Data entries
[start]

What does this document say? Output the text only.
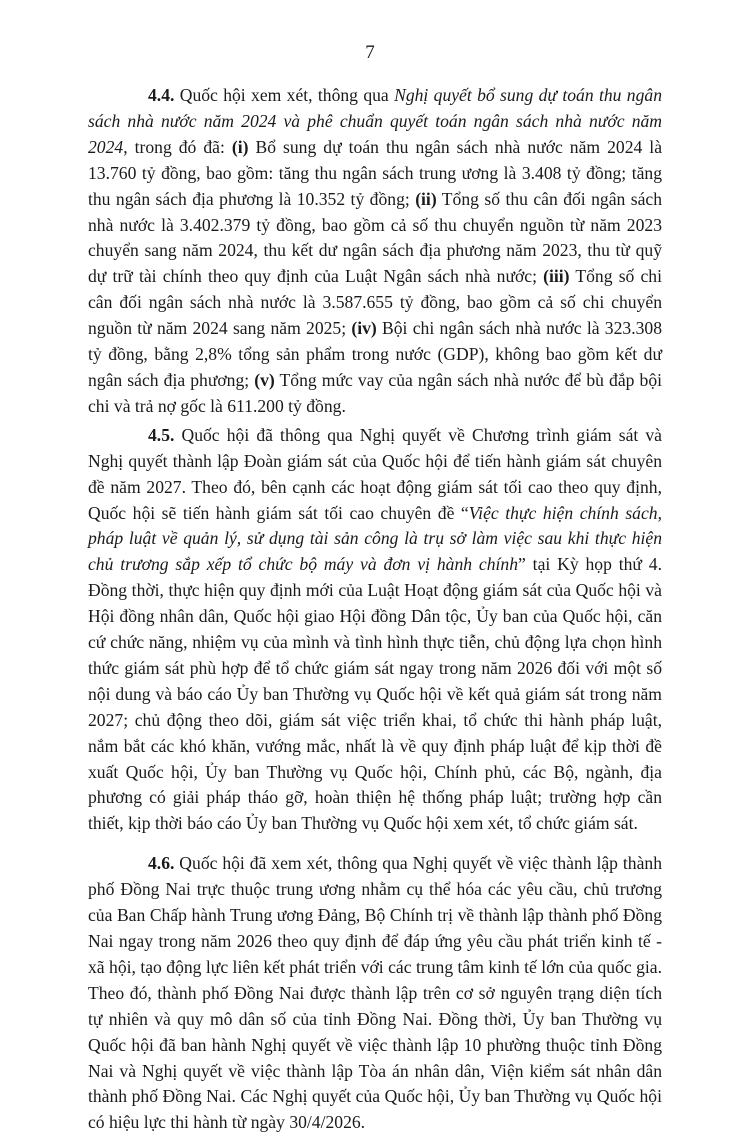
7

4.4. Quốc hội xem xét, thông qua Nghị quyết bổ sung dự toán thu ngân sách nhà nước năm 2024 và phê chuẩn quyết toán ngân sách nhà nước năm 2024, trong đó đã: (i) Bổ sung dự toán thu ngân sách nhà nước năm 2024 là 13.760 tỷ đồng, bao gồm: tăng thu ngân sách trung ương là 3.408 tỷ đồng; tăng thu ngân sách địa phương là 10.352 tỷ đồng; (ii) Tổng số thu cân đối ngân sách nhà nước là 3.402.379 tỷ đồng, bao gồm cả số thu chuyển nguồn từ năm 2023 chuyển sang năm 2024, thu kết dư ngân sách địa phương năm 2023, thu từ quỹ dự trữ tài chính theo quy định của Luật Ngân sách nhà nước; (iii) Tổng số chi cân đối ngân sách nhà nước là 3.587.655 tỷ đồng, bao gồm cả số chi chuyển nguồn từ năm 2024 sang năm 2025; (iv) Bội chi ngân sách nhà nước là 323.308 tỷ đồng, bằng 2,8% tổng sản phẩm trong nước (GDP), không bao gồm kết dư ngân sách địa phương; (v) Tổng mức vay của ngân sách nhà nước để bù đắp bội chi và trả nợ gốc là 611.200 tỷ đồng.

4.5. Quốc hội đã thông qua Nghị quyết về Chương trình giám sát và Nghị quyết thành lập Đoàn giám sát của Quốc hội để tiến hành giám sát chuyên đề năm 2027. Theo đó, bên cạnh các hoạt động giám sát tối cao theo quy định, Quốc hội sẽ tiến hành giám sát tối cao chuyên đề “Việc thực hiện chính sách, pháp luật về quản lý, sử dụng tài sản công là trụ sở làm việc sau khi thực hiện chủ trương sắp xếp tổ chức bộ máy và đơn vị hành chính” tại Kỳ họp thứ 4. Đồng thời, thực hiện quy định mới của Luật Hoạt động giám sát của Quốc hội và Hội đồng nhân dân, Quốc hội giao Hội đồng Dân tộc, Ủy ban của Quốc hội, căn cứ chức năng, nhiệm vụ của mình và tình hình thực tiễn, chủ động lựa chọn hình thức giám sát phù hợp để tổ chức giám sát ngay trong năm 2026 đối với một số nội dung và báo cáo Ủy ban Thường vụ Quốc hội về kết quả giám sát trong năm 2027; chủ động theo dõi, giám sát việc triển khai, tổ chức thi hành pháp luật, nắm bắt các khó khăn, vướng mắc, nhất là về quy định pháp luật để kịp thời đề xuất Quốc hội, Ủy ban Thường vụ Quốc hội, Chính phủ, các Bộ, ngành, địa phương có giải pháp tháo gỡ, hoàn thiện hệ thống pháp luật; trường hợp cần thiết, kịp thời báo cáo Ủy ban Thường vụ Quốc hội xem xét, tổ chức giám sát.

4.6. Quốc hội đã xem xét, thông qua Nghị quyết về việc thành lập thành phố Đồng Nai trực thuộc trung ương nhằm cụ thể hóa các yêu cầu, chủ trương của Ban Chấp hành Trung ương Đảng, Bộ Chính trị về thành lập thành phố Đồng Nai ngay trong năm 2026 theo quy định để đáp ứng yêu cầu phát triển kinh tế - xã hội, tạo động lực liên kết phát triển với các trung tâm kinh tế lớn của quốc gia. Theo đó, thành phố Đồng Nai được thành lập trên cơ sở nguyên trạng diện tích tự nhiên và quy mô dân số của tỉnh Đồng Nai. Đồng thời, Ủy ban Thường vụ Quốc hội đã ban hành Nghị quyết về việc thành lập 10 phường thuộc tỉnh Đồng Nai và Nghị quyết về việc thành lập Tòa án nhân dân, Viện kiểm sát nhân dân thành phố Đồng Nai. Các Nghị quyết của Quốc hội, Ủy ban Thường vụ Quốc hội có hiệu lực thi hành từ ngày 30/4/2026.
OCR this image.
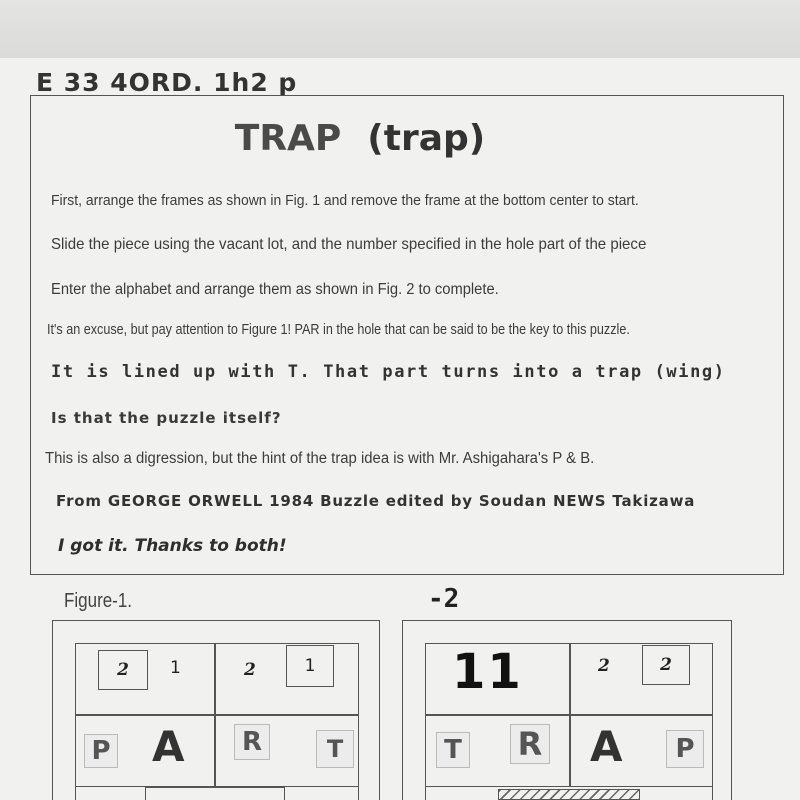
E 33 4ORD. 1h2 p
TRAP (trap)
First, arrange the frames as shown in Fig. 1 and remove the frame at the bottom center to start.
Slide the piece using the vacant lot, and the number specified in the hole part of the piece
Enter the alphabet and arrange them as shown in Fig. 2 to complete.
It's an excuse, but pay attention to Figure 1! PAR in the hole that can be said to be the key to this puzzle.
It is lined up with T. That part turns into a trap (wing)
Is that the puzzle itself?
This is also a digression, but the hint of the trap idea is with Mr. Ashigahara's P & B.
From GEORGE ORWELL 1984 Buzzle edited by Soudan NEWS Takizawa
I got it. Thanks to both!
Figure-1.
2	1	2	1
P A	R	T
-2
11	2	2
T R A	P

[end]
[start]

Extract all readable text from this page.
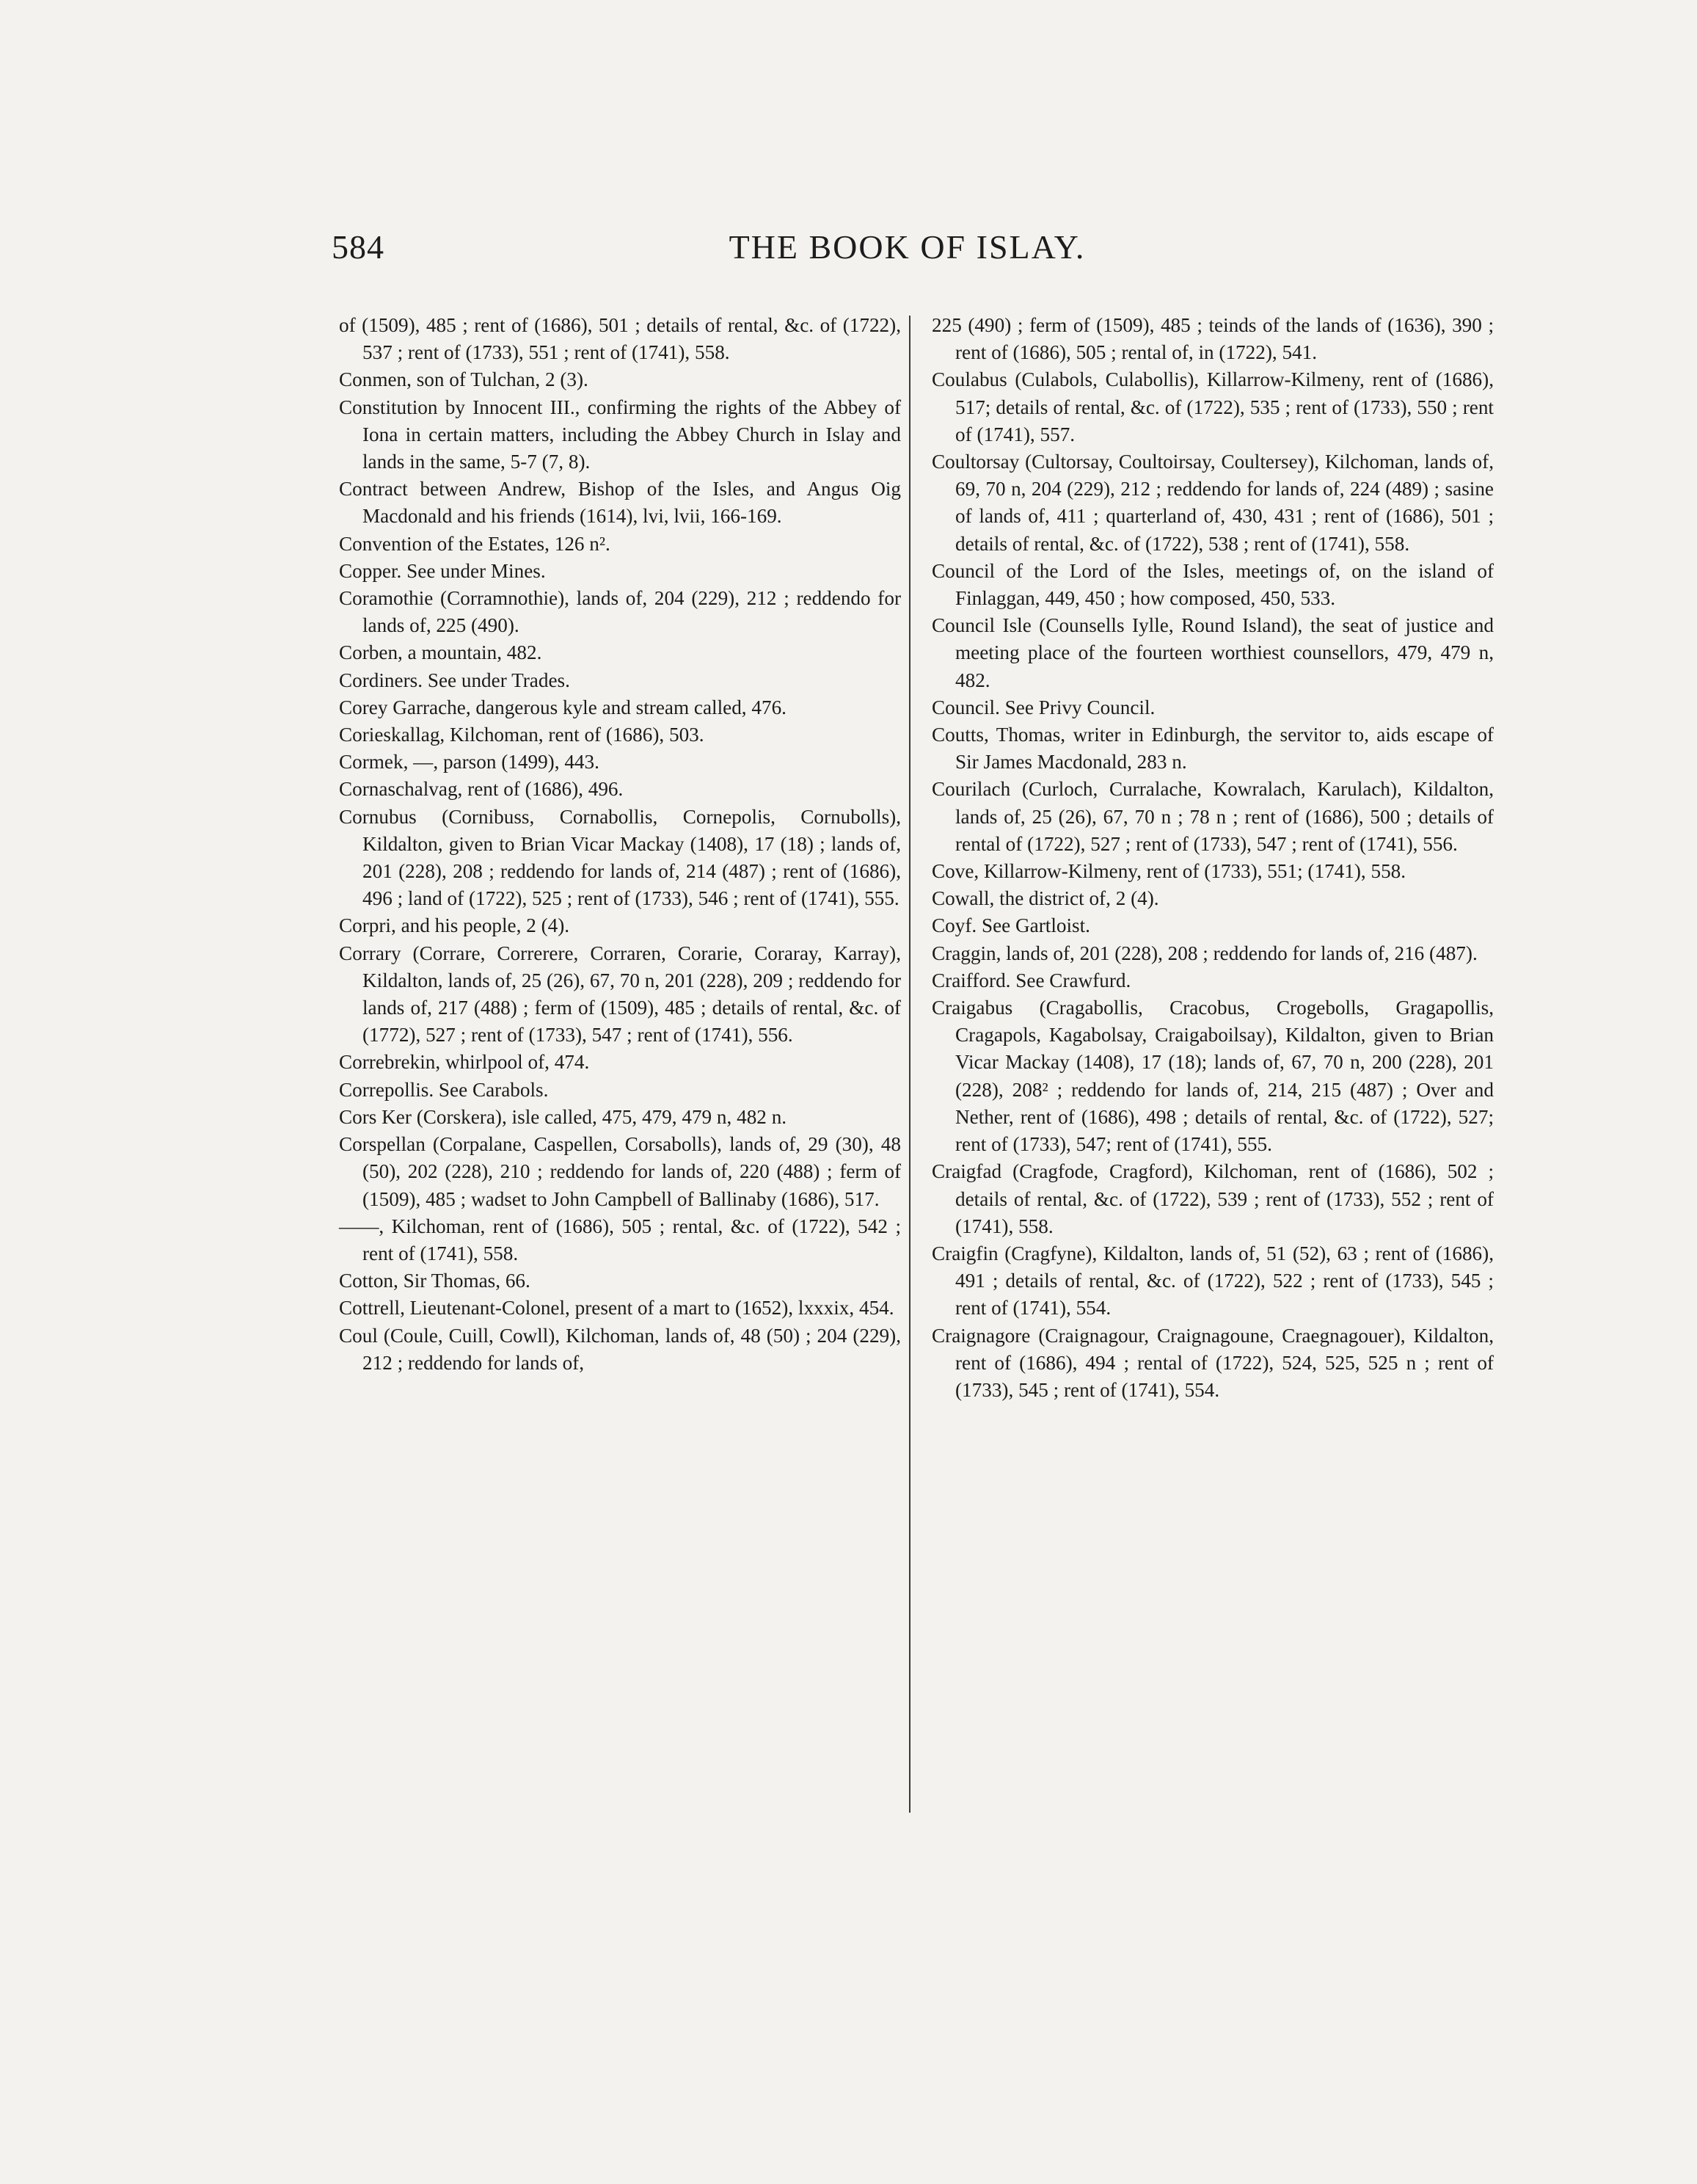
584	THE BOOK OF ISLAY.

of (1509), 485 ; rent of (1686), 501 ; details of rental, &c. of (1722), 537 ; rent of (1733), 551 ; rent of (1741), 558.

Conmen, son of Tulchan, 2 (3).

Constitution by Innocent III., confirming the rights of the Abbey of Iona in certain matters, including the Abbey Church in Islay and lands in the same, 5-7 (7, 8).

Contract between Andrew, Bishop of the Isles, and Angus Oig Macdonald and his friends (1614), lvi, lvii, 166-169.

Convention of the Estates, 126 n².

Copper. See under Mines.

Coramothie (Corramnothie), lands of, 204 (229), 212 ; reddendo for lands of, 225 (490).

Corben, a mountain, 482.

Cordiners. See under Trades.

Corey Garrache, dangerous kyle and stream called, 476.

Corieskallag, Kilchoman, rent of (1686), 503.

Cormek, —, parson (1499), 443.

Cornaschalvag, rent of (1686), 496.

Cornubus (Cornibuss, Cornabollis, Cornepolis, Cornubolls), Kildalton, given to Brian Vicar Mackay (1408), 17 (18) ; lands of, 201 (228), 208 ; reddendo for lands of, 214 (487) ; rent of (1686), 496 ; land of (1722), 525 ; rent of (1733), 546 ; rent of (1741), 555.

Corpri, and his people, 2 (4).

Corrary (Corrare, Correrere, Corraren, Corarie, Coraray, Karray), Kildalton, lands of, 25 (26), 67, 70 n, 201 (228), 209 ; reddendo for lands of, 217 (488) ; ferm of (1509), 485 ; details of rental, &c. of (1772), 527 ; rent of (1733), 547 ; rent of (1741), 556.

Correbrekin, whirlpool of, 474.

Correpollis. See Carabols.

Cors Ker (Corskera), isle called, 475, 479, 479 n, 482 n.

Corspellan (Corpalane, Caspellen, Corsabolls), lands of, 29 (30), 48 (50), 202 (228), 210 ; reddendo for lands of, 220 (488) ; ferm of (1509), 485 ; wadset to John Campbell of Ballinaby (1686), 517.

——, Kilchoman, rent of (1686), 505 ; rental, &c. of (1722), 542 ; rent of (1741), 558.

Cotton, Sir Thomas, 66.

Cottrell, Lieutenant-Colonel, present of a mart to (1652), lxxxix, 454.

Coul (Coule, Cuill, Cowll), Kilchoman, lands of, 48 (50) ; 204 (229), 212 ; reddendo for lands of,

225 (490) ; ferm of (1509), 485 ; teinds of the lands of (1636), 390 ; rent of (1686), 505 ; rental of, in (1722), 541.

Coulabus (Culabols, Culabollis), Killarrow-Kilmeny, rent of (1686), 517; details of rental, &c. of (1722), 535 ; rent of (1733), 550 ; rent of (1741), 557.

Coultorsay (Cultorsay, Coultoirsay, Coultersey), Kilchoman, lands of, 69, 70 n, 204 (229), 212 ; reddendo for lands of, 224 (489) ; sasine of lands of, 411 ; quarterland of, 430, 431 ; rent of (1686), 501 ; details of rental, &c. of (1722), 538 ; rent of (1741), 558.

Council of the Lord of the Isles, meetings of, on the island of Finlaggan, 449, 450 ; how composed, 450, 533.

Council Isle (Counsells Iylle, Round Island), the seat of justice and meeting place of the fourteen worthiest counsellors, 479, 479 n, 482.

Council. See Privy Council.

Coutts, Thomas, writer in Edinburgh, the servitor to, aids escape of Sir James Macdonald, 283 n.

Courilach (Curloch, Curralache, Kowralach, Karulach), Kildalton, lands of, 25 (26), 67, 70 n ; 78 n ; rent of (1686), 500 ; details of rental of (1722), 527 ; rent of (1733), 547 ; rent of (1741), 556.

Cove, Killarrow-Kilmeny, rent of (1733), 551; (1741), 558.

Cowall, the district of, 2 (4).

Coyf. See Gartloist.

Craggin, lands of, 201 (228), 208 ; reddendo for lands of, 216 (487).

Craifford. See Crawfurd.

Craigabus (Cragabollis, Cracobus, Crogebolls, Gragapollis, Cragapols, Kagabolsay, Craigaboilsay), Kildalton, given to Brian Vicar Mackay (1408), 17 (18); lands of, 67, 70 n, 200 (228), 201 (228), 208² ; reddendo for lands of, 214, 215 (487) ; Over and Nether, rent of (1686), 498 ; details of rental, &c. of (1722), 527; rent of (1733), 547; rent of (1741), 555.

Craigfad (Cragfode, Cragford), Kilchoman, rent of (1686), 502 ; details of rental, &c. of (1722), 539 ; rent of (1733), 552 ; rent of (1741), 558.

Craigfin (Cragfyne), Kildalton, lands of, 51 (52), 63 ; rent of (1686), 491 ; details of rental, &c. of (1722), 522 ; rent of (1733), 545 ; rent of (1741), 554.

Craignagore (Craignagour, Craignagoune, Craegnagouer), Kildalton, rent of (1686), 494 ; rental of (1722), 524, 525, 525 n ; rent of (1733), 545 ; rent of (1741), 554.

[end]

• What you have to do: In the records above, collect each line with "Council".

• Correct response:
Council of the Lord of the Isles, meetings of, on the island of Finlaggan, 449, 450 ; how composed, 450, 533.
Council Isle (Counsells Iylle, Round Island), the seat of justice and meeting place of the fourteen worthiest counsellors, 479, 479 n, 482.
Council. See Privy Council.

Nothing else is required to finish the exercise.